Written request -
Type out the material below exactly.

(Records from a collection of figures)

==============================

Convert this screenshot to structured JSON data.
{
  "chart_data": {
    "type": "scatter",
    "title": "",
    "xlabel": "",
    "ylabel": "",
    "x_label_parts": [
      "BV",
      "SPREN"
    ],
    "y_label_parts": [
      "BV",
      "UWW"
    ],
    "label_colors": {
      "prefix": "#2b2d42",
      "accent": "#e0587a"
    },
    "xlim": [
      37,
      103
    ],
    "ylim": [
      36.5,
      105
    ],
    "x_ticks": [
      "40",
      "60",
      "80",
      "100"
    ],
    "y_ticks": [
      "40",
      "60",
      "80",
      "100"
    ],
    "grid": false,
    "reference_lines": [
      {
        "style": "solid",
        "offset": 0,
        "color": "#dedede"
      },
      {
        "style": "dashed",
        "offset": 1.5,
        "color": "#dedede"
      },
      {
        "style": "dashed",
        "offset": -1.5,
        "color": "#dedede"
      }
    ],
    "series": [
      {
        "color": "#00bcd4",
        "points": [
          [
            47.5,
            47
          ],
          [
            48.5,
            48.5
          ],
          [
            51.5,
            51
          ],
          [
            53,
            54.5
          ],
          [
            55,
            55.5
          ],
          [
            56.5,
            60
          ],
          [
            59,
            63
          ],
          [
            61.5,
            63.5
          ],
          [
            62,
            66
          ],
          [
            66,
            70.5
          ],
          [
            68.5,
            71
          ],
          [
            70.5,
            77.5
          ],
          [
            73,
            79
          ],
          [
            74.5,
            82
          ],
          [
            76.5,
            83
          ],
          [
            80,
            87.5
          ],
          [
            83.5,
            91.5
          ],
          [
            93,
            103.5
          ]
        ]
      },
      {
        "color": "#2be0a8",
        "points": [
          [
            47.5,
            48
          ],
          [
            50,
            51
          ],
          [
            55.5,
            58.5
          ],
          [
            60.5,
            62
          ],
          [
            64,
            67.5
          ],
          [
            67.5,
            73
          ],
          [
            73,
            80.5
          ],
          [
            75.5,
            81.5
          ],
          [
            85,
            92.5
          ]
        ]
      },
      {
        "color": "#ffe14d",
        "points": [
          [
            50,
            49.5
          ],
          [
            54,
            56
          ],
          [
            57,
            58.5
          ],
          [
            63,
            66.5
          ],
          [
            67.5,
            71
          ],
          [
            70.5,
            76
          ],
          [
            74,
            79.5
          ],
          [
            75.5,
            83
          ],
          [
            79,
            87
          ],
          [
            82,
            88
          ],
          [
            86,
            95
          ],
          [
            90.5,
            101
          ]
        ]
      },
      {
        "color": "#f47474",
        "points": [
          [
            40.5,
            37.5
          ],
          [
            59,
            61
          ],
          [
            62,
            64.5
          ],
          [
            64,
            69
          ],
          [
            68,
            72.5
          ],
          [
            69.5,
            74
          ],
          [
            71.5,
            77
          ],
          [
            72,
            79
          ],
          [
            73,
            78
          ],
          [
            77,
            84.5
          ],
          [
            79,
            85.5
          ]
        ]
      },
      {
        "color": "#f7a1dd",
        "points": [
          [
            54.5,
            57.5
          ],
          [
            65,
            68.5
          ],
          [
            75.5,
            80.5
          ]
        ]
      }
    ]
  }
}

==============================

Result below -
Convert this screenshot to structured JSON data.
{
  "chart_data": {
    "type": "scatter",
    "title": "",
    "xlabel": "",
    "ylabel": "",
    "x_label_parts": [
      "BV",
      "SPREN"
    ],
    "y_label_parts": [
      "BV",
      "UWW"
    ],
    "label_colors": {
      "prefix": "#2b2d42",
      "accent": "#e0587a"
    },
    "xlim": [
      37,
      103
    ],
    "ylim": [
      36.5,
      105
    ],
    "x_ticks": [
      "40",
      "60",
      "80",
      "100"
    ],
    "y_ticks": [
      "40",
      "60",
      "80",
      "100"
    ],
    "grid": false,
    "reference_lines": [
      {
        "style": "solid",
        "offset": 0,
        "color": "#dedede"
      },
      {
        "style": "dashed",
        "offset": 1.5,
        "color": "#dedede"
      },
      {
        "style": "dashed",
        "offset": -1.5,
        "color": "#dedede"
      }
    ],
    "series": [
      {
        "color": "#00bcd4",
        "points": [
          [
            47.5,
            47
          ],
          [
            48.5,
            48.5
          ],
          [
            51.5,
            51
          ],
          [
            53,
            54.5
          ],
          [
            55,
            55.5
          ],
          [
            56.5,
            60
          ],
          [
            59,
            63
          ],
          [
            61.5,
            63.5
          ],
          [
            62,
            66
          ],
          [
            66,
            70.5
          ],
          [
            68.5,
            71
          ],
          [
            70.5,
            77.5
          ],
          [
            73,
            79
          ],
          [
            74.5,
            82
          ],
          [
            76.5,
            83
          ],
          [
            80,
            87.5
          ],
          [
            83.5,
            91.5
          ],
          [
            93,
            103.5
          ]
        ]
      },
      {
        "color": "#2be0a8",
        "points": [
          [
            47.5,
            48
          ],
          [
            50,
            51
          ],
          [
            55.5,
            58.5
          ],
          [
            60.5,
            62
          ],
          [
            64,
            67.5
          ],
          [
            67.5,
            73
          ],
          [
            73,
            80.5
          ],
          [
            75.5,
            81.5
          ],
          [
            85,
            92.5
          ]
        ]
      },
      {
        "color": "#ffe14d",
        "points": [
          [
            50,
            49.5
          ],
          [
            54,
            56
          ],
          [
            57,
            58.5
          ],
          [
            63,
            66.5
          ],
          [
            67.5,
            71
          ],
          [
            70.5,
            76
          ],
          [
            74,
            79.5
          ],
          [
            75.5,
            83
          ],
          [
            79,
            87
          ],
          [
            82,
            88
          ],
          [
            86,
            95
          ],
          [
            90.5,
            101
          ]
        ]
      },
      {
        "color": "#f47474",
        "points": [
          [
            40.5,
            37.5
          ],
          [
            59,
            61
          ],
          [
            62,
            64.5
          ],
          [
            64,
            69
          ],
          [
            68,
            72.5
          ],
          [
            69.5,
            74
          ],
          [
            71.5,
            77
          ],
          [
            72,
            79
          ],
          [
            73,
            78
          ],
          [
            77,
            84.5
          ],
          [
            79,
            85.5
          ]
        ]
      },
      {
        "color": "#f7a1dd",
        "points": [
          [
            54.5,
            57.5
          ],
          [
            65,
            68.5
          ],
          [
            75.5,
            80.5
          ]
        ]
      }
    ]
  }
}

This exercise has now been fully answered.